> **What is asked**:
Spot every line with the word "title" and return it.

[Stored entries]
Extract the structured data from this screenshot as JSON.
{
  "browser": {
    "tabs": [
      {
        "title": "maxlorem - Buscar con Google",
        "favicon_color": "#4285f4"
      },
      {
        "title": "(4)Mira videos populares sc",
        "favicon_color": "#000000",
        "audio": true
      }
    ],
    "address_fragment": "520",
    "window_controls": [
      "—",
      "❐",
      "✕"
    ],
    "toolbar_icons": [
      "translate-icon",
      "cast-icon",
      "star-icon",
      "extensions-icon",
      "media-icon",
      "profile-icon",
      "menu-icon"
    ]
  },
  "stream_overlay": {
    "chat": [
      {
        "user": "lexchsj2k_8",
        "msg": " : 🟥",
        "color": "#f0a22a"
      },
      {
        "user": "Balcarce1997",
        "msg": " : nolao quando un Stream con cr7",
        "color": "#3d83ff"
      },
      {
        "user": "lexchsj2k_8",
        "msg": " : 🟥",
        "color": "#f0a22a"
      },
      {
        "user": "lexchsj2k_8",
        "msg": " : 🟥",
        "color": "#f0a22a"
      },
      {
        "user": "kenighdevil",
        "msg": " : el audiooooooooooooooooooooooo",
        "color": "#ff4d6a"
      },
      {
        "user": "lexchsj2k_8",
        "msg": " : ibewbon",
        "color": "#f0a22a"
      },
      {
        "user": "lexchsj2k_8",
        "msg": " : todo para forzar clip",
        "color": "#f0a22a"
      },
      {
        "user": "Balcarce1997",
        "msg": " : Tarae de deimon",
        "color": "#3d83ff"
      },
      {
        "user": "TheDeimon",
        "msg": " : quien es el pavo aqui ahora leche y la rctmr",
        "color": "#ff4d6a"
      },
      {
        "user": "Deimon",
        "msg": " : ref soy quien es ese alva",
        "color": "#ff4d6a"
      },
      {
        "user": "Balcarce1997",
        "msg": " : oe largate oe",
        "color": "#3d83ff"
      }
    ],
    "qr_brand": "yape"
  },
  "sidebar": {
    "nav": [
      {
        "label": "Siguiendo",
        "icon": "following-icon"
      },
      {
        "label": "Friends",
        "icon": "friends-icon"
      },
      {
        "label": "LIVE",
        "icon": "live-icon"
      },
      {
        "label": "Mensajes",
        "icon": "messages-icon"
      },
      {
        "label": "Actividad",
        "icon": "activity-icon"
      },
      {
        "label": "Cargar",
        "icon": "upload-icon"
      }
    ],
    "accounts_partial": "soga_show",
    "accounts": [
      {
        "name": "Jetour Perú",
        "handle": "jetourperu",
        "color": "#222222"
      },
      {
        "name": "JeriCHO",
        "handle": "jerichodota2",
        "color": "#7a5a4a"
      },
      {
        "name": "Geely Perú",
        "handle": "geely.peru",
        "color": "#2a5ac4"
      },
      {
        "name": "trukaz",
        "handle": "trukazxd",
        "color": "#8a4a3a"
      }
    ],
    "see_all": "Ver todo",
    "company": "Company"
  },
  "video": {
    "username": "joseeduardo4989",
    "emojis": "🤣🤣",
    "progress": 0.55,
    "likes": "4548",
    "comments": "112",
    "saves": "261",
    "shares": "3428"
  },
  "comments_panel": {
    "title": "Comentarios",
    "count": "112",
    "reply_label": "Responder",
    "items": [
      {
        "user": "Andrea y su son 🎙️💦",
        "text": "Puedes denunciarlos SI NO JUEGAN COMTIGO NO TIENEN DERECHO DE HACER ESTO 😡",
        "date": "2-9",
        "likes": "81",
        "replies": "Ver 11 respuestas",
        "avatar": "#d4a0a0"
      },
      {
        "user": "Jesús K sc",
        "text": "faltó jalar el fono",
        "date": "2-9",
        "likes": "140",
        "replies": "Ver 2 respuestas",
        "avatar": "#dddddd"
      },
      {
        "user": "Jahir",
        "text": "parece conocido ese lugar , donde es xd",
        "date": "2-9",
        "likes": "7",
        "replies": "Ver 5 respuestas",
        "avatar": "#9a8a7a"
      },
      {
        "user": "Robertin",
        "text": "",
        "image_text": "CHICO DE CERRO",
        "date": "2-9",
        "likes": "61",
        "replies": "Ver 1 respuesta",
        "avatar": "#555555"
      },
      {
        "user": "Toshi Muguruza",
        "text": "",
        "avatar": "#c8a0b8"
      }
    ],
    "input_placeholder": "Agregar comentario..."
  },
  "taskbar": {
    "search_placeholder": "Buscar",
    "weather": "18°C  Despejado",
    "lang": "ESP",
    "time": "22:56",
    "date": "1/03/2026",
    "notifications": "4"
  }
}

> **Answer to the exercise**:
        "title": "maxlorem - Buscar con Google",
        "title": "(4)Mira videos populares sc",
    "title": "Comentarios",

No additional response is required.